Exercise details » Can you write out the whole listing exactly?
------ The records
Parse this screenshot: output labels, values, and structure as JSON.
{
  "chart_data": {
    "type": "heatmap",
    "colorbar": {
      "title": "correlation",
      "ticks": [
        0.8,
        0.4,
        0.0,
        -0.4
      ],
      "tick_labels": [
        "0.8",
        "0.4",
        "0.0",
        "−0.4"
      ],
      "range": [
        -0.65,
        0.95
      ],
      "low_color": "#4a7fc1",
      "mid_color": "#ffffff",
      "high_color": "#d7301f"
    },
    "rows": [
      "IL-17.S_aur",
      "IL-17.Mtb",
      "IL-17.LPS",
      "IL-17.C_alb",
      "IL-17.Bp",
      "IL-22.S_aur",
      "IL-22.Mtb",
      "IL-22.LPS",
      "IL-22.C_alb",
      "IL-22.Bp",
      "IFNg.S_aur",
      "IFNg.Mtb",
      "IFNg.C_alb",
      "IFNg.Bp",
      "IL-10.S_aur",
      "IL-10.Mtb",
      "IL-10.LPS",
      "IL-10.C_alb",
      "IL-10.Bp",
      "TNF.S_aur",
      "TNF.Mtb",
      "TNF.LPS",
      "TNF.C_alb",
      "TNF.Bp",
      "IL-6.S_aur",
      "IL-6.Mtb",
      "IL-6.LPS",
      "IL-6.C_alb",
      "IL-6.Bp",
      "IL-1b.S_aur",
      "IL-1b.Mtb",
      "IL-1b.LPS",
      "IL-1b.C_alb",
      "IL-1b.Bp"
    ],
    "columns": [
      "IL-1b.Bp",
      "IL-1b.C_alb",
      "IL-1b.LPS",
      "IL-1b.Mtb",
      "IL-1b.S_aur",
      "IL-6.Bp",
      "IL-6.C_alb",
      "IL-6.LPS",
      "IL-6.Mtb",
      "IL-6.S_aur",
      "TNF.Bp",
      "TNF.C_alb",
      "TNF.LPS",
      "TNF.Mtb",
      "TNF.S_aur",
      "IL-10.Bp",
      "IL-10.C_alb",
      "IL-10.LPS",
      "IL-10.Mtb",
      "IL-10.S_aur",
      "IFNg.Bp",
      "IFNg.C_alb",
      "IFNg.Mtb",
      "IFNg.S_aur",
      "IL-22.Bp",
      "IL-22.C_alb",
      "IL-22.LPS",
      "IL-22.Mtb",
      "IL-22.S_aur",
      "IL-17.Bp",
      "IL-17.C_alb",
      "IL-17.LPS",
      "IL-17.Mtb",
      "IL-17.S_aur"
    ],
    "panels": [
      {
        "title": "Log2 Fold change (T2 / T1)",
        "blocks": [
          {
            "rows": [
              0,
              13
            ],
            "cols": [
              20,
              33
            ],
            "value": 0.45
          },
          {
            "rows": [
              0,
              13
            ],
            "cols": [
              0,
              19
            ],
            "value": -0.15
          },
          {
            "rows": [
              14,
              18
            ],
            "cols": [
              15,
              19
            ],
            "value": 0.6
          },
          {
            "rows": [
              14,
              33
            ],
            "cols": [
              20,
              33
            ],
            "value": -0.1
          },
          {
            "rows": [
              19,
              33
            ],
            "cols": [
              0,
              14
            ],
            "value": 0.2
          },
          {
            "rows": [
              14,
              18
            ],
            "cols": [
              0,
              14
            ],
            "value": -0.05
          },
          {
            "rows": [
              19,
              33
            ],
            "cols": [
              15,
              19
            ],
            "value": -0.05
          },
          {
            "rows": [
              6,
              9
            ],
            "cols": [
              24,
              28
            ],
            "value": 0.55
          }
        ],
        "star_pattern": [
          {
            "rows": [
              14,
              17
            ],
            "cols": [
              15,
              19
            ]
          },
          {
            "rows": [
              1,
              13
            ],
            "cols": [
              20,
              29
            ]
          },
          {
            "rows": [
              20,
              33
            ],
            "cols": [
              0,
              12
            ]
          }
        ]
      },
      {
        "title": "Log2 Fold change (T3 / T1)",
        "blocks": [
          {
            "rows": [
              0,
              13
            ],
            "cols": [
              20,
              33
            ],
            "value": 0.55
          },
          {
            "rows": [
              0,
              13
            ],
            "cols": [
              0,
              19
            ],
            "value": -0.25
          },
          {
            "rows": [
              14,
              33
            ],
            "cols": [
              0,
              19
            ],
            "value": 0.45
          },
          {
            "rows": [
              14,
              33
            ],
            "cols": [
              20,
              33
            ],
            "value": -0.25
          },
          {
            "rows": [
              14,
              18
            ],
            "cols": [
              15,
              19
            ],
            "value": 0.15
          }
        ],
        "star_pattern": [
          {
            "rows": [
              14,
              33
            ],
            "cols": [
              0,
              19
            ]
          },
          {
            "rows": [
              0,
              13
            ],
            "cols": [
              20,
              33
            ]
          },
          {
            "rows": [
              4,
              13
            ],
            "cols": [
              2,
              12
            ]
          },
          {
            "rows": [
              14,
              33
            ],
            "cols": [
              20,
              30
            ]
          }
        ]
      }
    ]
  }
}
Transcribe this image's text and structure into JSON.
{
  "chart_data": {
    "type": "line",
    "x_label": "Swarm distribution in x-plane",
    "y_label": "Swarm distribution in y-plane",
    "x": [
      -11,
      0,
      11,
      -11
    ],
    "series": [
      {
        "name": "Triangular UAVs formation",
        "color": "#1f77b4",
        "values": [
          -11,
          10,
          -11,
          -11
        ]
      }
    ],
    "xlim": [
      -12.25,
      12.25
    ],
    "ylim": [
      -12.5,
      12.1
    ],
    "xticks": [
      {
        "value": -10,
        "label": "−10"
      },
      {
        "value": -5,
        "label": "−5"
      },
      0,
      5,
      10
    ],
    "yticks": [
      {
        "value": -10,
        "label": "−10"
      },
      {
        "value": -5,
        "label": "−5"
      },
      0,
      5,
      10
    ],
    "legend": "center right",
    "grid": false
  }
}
------------
Output below »
Parse this screenshot: output labels, values, and structure as JSON.
{
  "chart_data": {
    "type": "heatmap",
    "colorbar": {
      "title": "correlation",
      "ticks": [
        0.8,
        0.4,
        0.0,
        -0.4
      ],
      "tick_labels": [
        "0.8",
        "0.4",
        "0.0",
        "−0.4"
      ],
      "range": [
        -0.65,
        0.95
      ],
      "low_color": "#4a7fc1",
      "mid_color": "#ffffff",
      "high_color": "#d7301f"
    },
    "rows": [
      "IL-17.S_aur",
      "IL-17.Mtb",
      "IL-17.LPS",
      "IL-17.C_alb",
      "IL-17.Bp",
      "IL-22.S_aur",
      "IL-22.Mtb",
      "IL-22.LPS",
      "IL-22.C_alb",
      "IL-22.Bp",
      "IFNg.S_aur",
      "IFNg.Mtb",
      "IFNg.C_alb",
      "IFNg.Bp",
      "IL-10.S_aur",
      "IL-10.Mtb",
      "IL-10.LPS",
      "IL-10.C_alb",
      "IL-10.Bp",
      "TNF.S_aur",
      "TNF.Mtb",
      "TNF.LPS",
      "TNF.C_alb",
      "TNF.Bp",
      "IL-6.S_aur",
      "IL-6.Mtb",
      "IL-6.LPS",
      "IL-6.C_alb",
      "IL-6.Bp",
      "IL-1b.S_aur",
      "IL-1b.Mtb",
      "IL-1b.LPS",
      "IL-1b.C_alb",
      "IL-1b.Bp"
    ],
    "columns": [
      "IL-1b.Bp",
      "IL-1b.C_alb",
      "IL-1b.LPS",
      "IL-1b.Mtb",
      "IL-1b.S_aur",
      "IL-6.Bp",
      "IL-6.C_alb",
      "IL-6.LPS",
      "IL-6.Mtb",
      "IL-6.S_aur",
      "TNF.Bp",
      "TNF.C_alb",
      "TNF.LPS",
      "TNF.Mtb",
      "TNF.S_aur",
      "IL-10.Bp",
      "IL-10.C_alb",
      "IL-10.LPS",
      "IL-10.Mtb",
      "IL-10.S_aur",
      "IFNg.Bp",
      "IFNg.C_alb",
      "IFNg.Mtb",
      "IFNg.S_aur",
      "IL-22.Bp",
      "IL-22.C_alb",
      "IL-22.LPS",
      "IL-22.Mtb",
      "IL-22.S_aur",
      "IL-17.Bp",
      "IL-17.C_alb",
      "IL-17.LPS",
      "IL-17.Mtb",
      "IL-17.S_aur"
    ],
    "panels": [
      {
        "title": "Log2 Fold change (T2 / T1)",
        "blocks": [
          {
            "rows": [
              0,
              13
            ],
            "cols": [
              20,
              33
            ],
            "value": 0.45
          },
          {
            "rows": [
              0,
              13
            ],
            "cols": [
              0,
              19
            ],
            "value": -0.15
          },
          {
            "rows": [
              14,
              18
            ],
            "cols": [
              15,
              19
            ],
            "value": 0.6
          },
          {
            "rows": [
              14,
              33
            ],
            "cols": [
              20,
              33
            ],
            "value": -0.1
          },
          {
            "rows": [
              19,
              33
            ],
            "cols": [
              0,
              14
            ],
            "value": 0.2
          },
          {
            "rows": [
              14,
              18
            ],
            "cols": [
              0,
              14
            ],
            "value": -0.05
          },
          {
            "rows": [
              19,
              33
            ],
            "cols": [
              15,
              19
            ],
            "value": -0.05
          },
          {
            "rows": [
              6,
              9
            ],
            "cols": [
              24,
              28
            ],
            "value": 0.55
          }
        ],
        "star_pattern": [
          {
            "rows": [
              14,
              17
            ],
            "cols": [
              15,
              19
            ]
          },
          {
            "rows": [
              1,
              13
            ],
            "cols": [
              20,
              29
            ]
          },
          {
            "rows": [
              20,
              33
            ],
            "cols": [
              0,
              12
            ]
          }
        ]
      },
      {
        "title": "Log2 Fold change (T3 / T1)",
        "blocks": [
          {
            "rows": [
              0,
              13
            ],
            "cols": [
              20,
              33
            ],
            "value": 0.55
          },
          {
            "rows": [
              0,
              13
            ],
            "cols": [
              0,
              19
            ],
            "value": -0.25
          },
          {
            "rows": [
              14,
              33
            ],
            "cols": [
              0,
              19
            ],
            "value": 0.45
          },
          {
            "rows": [
              14,
              33
            ],
            "cols": [
              20,
              33
            ],
            "value": -0.25
          },
          {
            "rows": [
              14,
              18
            ],
            "cols": [
              15,
              19
            ],
            "value": 0.15
          }
        ],
        "star_pattern": [
          {
            "rows": [
              14,
              33
            ],
            "cols": [
              0,
              19
            ]
          },
          {
            "rows": [
              0,
              13
            ],
            "cols": [
              20,
              33
            ]
          },
          {
            "rows": [
              4,
              13
            ],
            "cols": [
              2,
              12
            ]
          },
          {
            "rows": [
              14,
              33
            ],
            "cols": [
              20,
              30
            ]
          }
        ]
      }
    ]
  }
}
Transcribe this image's text and structure into JSON.
{
  "chart_data": {
    "type": "line",
    "x_label": "Swarm distribution in x-plane",
    "y_label": "Swarm distribution in y-plane",
    "x": [
      -11,
      0,
      11,
      -11
    ],
    "series": [
      {
        "name": "Triangular UAVs formation",
        "color": "#1f77b4",
        "values": [
          -11,
          10,
          -11,
          -11
        ]
      }
    ],
    "xlim": [
      -12.25,
      12.25
    ],
    "ylim": [
      -12.5,
      12.1
    ],
    "xticks": [
      {
        "value": -10,
        "label": "−10"
      },
      {
        "value": -5,
        "label": "−5"
      },
      0,
      5,
      10
    ],
    "yticks": [
      {
        "value": -10,
        "label": "−10"
      },
      {
        "value": -5,
        "label": "−5"
      },
      0,
      5,
      10
    ],
    "legend": "center right",
    "grid": false
  }
}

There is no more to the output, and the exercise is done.